GOAL: Copy every line from the material below that holds "icon".

(Stored data entries)
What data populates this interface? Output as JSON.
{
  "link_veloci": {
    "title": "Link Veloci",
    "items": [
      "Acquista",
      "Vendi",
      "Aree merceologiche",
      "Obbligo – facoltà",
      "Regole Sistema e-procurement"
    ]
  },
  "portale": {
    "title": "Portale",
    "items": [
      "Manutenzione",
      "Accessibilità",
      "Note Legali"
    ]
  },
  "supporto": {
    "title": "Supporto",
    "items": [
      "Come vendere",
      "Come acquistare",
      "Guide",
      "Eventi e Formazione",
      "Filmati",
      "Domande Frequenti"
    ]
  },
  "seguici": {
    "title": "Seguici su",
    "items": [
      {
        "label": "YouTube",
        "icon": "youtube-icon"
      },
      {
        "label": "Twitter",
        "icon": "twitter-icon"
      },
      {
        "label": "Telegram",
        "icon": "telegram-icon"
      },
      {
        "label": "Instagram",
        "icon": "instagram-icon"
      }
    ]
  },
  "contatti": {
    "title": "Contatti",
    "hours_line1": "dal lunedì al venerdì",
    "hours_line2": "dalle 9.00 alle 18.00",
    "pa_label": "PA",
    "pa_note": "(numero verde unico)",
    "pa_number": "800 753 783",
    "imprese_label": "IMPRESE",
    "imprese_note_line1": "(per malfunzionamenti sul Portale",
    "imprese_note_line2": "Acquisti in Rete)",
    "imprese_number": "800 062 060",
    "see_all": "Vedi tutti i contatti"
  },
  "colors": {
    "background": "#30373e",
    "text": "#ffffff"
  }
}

CORRECT ANSWER:
        "icon": "youtube-icon"
        "icon": "twitter-icon"
        "icon": "telegram-icon"
        "icon": "instagram-icon"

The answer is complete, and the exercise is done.